YOUR OBJECTIVE: Show every line in the records below that contains the word "JSON".

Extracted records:
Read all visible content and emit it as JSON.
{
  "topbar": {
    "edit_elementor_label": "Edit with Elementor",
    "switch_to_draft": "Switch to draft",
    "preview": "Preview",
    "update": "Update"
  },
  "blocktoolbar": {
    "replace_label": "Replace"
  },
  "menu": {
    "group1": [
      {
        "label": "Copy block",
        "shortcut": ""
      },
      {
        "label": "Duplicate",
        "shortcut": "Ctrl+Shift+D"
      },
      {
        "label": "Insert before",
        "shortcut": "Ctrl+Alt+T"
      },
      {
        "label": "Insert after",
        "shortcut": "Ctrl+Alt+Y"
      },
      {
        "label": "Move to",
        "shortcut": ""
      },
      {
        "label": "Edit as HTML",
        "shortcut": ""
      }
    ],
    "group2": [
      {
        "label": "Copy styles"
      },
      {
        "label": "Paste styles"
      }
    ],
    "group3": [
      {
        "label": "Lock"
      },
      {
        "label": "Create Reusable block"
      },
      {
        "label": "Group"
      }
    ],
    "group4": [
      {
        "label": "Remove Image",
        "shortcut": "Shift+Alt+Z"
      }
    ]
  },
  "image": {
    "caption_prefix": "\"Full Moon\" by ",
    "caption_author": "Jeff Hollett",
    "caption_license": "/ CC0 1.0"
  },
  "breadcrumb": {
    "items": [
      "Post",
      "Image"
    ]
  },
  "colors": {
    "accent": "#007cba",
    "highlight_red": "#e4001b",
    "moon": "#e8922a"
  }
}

* * *

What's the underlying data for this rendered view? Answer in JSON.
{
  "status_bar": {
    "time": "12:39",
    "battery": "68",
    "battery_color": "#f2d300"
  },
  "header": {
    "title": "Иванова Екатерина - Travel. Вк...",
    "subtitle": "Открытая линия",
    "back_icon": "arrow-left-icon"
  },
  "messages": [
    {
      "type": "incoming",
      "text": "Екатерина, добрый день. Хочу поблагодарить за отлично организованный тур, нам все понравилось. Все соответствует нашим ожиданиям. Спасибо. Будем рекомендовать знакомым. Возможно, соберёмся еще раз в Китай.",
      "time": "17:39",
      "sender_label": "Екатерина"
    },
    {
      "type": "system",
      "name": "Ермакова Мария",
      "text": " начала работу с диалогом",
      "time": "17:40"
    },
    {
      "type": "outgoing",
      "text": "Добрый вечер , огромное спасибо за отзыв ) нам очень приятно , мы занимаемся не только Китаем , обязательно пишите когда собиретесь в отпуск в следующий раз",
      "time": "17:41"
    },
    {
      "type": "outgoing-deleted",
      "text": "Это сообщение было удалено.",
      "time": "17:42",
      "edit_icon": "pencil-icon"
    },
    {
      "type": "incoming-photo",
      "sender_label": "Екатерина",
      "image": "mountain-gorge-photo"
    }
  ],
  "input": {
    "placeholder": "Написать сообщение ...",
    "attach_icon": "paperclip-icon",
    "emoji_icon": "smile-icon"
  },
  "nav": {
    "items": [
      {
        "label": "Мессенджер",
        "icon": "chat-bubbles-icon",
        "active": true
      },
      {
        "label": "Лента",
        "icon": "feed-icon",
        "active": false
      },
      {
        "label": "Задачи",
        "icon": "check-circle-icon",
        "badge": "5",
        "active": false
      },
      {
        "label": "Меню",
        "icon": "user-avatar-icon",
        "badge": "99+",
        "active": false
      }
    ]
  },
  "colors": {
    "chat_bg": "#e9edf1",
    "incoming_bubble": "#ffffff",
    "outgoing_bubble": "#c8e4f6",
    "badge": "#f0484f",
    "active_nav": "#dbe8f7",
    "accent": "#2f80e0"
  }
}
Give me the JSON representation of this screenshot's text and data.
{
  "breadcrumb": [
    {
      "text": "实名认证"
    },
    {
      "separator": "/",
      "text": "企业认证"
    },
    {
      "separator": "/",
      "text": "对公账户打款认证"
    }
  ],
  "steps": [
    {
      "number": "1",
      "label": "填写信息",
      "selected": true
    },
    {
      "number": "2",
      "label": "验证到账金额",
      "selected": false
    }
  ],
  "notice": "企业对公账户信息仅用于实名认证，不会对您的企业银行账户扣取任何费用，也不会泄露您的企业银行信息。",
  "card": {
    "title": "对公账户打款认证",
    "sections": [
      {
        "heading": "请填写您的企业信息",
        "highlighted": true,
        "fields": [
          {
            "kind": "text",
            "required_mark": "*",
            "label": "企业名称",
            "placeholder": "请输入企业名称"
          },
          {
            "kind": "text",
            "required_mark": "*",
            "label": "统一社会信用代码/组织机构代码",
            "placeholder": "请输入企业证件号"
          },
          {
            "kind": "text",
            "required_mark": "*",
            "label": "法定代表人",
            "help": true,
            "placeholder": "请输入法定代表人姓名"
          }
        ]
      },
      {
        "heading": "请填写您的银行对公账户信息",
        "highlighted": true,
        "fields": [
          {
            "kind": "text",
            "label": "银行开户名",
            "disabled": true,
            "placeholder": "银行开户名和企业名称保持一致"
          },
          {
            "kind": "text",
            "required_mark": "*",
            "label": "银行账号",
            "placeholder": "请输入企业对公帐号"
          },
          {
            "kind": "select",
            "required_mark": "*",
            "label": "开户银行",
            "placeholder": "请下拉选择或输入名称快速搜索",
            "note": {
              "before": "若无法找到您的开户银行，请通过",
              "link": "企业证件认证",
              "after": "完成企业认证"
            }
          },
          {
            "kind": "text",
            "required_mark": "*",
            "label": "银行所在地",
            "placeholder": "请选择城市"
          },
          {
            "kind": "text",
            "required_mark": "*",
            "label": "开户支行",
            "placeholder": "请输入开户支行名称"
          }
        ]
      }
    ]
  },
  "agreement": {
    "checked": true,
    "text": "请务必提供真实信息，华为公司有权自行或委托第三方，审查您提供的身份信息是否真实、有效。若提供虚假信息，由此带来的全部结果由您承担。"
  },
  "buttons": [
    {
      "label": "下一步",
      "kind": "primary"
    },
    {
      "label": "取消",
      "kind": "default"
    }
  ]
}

THE ANSWER:
Read all visible content and emit it as JSON.
What's the underlying data for this rendered view? Answer in JSON.
Give me the JSON representation of this screenshot's text and data.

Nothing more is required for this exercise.